▶ **Given problem**
Copy out the listing exactly.

▶ **Given information**
▬▬▬▬▬▬

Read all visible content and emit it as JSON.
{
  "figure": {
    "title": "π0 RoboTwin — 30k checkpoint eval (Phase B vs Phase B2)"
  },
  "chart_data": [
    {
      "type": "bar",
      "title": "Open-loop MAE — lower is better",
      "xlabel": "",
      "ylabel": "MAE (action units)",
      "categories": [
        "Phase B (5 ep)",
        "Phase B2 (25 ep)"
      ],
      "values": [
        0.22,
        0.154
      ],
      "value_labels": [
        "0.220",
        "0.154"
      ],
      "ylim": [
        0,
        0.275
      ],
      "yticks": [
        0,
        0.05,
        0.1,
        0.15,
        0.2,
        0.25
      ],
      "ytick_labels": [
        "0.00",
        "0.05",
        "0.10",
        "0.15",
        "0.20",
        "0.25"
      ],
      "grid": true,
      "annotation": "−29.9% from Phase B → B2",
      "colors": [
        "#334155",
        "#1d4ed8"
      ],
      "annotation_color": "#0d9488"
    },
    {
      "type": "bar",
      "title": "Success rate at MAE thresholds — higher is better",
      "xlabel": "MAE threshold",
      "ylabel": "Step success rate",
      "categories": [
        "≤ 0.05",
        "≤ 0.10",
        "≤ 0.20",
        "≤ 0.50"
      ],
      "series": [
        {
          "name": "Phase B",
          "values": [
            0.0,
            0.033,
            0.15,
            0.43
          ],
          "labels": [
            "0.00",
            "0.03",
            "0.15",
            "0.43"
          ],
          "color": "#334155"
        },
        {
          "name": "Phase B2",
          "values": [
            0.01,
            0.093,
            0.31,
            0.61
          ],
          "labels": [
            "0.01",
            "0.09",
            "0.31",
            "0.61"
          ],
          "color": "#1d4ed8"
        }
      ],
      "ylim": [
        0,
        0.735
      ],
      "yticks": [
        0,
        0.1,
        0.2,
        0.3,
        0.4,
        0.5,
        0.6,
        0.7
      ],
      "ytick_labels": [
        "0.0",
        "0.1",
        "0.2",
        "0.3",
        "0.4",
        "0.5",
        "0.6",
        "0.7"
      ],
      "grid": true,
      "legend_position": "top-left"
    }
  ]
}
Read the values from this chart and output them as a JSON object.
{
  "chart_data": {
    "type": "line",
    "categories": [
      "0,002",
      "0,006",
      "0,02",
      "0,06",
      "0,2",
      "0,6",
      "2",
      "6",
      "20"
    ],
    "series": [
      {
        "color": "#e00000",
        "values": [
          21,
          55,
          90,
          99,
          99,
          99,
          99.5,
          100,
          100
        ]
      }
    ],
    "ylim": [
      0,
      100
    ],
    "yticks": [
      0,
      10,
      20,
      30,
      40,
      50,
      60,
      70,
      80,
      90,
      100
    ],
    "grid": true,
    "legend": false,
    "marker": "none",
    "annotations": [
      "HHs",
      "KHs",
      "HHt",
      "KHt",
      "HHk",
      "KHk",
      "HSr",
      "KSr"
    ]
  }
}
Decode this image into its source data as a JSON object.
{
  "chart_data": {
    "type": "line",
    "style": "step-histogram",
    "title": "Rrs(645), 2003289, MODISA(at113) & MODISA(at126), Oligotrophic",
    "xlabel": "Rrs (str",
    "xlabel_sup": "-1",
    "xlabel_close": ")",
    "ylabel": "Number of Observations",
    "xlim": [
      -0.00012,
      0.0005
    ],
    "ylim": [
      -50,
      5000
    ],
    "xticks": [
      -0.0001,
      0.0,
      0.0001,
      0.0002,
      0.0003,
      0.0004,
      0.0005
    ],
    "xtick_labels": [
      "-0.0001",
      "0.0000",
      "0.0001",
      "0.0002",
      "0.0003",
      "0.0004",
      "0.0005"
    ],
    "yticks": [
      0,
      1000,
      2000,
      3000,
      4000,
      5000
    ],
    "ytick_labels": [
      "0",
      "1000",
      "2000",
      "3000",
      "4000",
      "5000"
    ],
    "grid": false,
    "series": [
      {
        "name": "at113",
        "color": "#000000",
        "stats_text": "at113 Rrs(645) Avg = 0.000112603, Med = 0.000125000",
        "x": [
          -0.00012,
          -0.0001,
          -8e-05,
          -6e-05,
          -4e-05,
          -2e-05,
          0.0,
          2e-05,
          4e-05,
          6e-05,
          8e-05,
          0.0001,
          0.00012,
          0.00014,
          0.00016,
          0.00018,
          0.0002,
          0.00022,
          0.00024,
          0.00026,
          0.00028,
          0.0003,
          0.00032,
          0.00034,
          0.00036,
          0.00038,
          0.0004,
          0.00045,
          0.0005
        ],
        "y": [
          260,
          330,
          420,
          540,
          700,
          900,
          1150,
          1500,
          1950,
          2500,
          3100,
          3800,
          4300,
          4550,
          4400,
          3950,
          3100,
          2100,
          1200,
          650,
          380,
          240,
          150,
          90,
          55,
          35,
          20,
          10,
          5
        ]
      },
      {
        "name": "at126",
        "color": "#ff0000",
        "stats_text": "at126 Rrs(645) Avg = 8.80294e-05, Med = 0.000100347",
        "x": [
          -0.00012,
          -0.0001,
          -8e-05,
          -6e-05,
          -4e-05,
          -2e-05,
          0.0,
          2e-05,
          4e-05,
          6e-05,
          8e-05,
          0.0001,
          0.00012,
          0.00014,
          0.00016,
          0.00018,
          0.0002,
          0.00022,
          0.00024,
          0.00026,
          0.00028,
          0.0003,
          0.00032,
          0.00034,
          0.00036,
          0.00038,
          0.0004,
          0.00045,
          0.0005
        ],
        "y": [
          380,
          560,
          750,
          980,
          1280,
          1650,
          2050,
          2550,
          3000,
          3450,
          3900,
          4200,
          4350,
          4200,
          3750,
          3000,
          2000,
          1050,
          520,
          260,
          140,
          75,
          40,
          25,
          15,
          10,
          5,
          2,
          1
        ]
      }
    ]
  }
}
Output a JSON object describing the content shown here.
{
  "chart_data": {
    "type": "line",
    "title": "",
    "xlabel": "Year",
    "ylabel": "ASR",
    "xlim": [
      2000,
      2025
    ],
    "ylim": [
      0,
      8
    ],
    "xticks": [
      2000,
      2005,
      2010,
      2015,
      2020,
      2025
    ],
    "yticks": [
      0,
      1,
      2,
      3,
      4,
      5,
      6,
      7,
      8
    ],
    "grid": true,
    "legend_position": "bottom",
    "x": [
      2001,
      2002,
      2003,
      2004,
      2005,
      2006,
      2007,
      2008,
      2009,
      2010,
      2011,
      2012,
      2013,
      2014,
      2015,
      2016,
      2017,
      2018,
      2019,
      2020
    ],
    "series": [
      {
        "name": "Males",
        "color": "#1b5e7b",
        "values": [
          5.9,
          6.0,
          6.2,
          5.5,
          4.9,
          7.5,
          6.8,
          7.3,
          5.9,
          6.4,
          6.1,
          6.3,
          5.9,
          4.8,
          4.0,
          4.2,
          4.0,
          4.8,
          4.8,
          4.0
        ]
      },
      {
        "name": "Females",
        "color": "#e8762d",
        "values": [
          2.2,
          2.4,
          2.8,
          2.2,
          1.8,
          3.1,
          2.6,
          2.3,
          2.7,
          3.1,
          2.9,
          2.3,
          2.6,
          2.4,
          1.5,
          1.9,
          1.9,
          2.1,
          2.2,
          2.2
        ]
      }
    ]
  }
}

▬▬▬▬▬▬

▶ **The output**
Read all visible content and emit it as JSON.
{
  "figure": {
    "title": "π0 RoboTwin — 30k checkpoint eval (Phase B vs Phase B2)"
  },
  "chart_data": [
    {
      "type": "bar",
      "title": "Open-loop MAE — lower is better",
      "xlabel": "",
      "ylabel": "MAE (action units)",
      "categories": [
        "Phase B (5 ep)",
        "Phase B2 (25 ep)"
      ],
      "values": [
        0.22,
        0.154
      ],
      "value_labels": [
        "0.220",
        "0.154"
      ],
      "ylim": [
        0,
        0.275
      ],
      "yticks": [
        0,
        0.05,
        0.1,
        0.15,
        0.2,
        0.25
      ],
      "ytick_labels": [
        "0.00",
        "0.05",
        "0.10",
        "0.15",
        "0.20",
        "0.25"
      ],
      "grid": true,
      "annotation": "−29.9% from Phase B → B2",
      "colors": [
        "#334155",
        "#1d4ed8"
      ],
      "annotation_color": "#0d9488"
    },
    {
      "type": "bar",
      "title": "Success rate at MAE thresholds — higher is better",
      "xlabel": "MAE threshold",
      "ylabel": "Step success rate",
      "categories": [
        "≤ 0.05",
        "≤ 0.10",
        "≤ 0.20",
        "≤ 0.50"
      ],
      "series": [
        {
          "name": "Phase B",
          "values": [
            0.0,
            0.033,
            0.15,
            0.43
          ],
          "labels": [
            "0.00",
            "0.03",
            "0.15",
            "0.43"
          ],
          "color": "#334155"
        },
        {
          "name": "Phase B2",
          "values": [
            0.01,
            0.093,
            0.31,
            0.61
          ],
          "labels": [
            "0.01",
            "0.09",
            "0.31",
            "0.61"
          ],
          "color": "#1d4ed8"
        }
      ],
      "ylim": [
        0,
        0.735
      ],
      "yticks": [
        0,
        0.1,
        0.2,
        0.3,
        0.4,
        0.5,
        0.6,
        0.7
      ],
      "ytick_labels": [
        "0.0",
        "0.1",
        "0.2",
        "0.3",
        "0.4",
        "0.5",
        "0.6",
        "0.7"
      ],
      "grid": true,
      "legend_position": "top-left"
    }
  ]
}
Read the values from this chart and output them as a JSON object.
{
  "chart_data": {
    "type": "line",
    "categories": [
      "0,002",
      "0,006",
      "0,02",
      "0,06",
      "0,2",
      "0,6",
      "2",
      "6",
      "20"
    ],
    "series": [
      {
        "color": "#e00000",
        "values": [
          21,
          55,
          90,
          99,
          99,
          99,
          99.5,
          100,
          100
        ]
      }
    ],
    "ylim": [
      0,
      100
    ],
    "yticks": [
      0,
      10,
      20,
      30,
      40,
      50,
      60,
      70,
      80,
      90,
      100
    ],
    "grid": true,
    "legend": false,
    "marker": "none",
    "annotations": [
      "HHs",
      "KHs",
      "HHt",
      "KHt",
      "HHk",
      "KHk",
      "HSr",
      "KSr"
    ]
  }
}
Decode this image into its source data as a JSON object.
{
  "chart_data": {
    "type": "line",
    "style": "step-histogram",
    "title": "Rrs(645), 2003289, MODISA(at113) & MODISA(at126), Oligotrophic",
    "xlabel": "Rrs (str",
    "xlabel_sup": "-1",
    "xlabel_close": ")",
    "ylabel": "Number of Observations",
    "xlim": [
      -0.00012,
      0.0005
    ],
    "ylim": [
      -50,
      5000
    ],
    "xticks": [
      -0.0001,
      0.0,
      0.0001,
      0.0002,
      0.0003,
      0.0004,
      0.0005
    ],
    "xtick_labels": [
      "-0.0001",
      "0.0000",
      "0.0001",
      "0.0002",
      "0.0003",
      "0.0004",
      "0.0005"
    ],
    "yticks": [
      0,
      1000,
      2000,
      3000,
      4000,
      5000
    ],
    "ytick_labels": [
      "0",
      "1000",
      "2000",
      "3000",
      "4000",
      "5000"
    ],
    "grid": false,
    "series": [
      {
        "name": "at113",
        "color": "#000000",
        "stats_text": "at113 Rrs(645) Avg = 0.000112603, Med = 0.000125000",
        "x": [
          -0.00012,
          -0.0001,
          -8e-05,
          -6e-05,
          -4e-05,
          -2e-05,
          0.0,
          2e-05,
          4e-05,
          6e-05,
          8e-05,
          0.0001,
          0.00012,
          0.00014,
          0.00016,
          0.00018,
          0.0002,
          0.00022,
          0.00024,
          0.00026,
          0.00028,
          0.0003,
          0.00032,
          0.00034,
          0.00036,
          0.00038,
          0.0004,
          0.00045,
          0.0005
        ],
        "y": [
          260,
          330,
          420,
          540,
          700,
          900,
          1150,
          1500,
          1950,
          2500,
          3100,
          3800,
          4300,
          4550,
          4400,
          3950,
          3100,
          2100,
          1200,
          650,
          380,
          240,
          150,
          90,
          55,
          35,
          20,
          10,
          5
        ]
      },
      {
        "name": "at126",
        "color": "#ff0000",
        "stats_text": "at126 Rrs(645) Avg = 8.80294e-05, Med = 0.000100347",
        "x": [
          -0.00012,
          -0.0001,
          -8e-05,
          -6e-05,
          -4e-05,
          -2e-05,
          0.0,
          2e-05,
          4e-05,
          6e-05,
          8e-05,
          0.0001,
          0.00012,
          0.00014,
          0.00016,
          0.00018,
          0.0002,
          0.00022,
          0.00024,
          0.00026,
          0.00028,
          0.0003,
          0.00032,
          0.00034,
          0.00036,
          0.00038,
          0.0004,
          0.00045,
          0.0005
        ],
        "y": [
          380,
          560,
          750,
          980,
          1280,
          1650,
          2050,
          2550,
          3000,
          3450,
          3900,
          4200,
          4350,
          4200,
          3750,
          3000,
          2000,
          1050,
          520,
          260,
          140,
          75,
          40,
          25,
          15,
          10,
          5,
          2,
          1
        ]
      }
    ]
  }
}
Output a JSON object describing the content shown here.
{
  "chart_data": {
    "type": "line",
    "title": "",
    "xlabel": "Year",
    "ylabel": "ASR",
    "xlim": [
      2000,
      2025
    ],
    "ylim": [
      0,
      8
    ],
    "xticks": [
      2000,
      2005,
      2010,
      2015,
      2020,
      2025
    ],
    "yticks": [
      0,
      1,
      2,
      3,
      4,
      5,
      6,
      7,
      8
    ],
    "grid": true,
    "legend_position": "bottom",
    "x": [
      2001,
      2002,
      2003,
      2004,
      2005,
      2006,
      2007,
      2008,
      2009,
      2010,
      2011,
      2012,
      2013,
      2014,
      2015,
      2016,
      2017,
      2018,
      2019,
      2020
    ],
    "series": [
      {
        "name": "Males",
        "color": "#1b5e7b",
        "values": [
          5.9,
          6.0,
          6.2,
          5.5,
          4.9,
          7.5,
          6.8,
          7.3,
          5.9,
          6.4,
          6.1,
          6.3,
          5.9,
          4.8,
          4.0,
          4.2,
          4.0,
          4.8,
          4.8,
          4.0
        ]
      },
      {
        "name": "Females",
        "color": "#e8762d",
        "values": [
          2.2,
          2.4,
          2.8,
          2.2,
          1.8,
          3.1,
          2.6,
          2.3,
          2.7,
          3.1,
          2.9,
          2.3,
          2.6,
          2.4,
          1.5,
          1.9,
          1.9,
          2.1,
          2.2,
          2.2
        ]
      }
    ]
  }
}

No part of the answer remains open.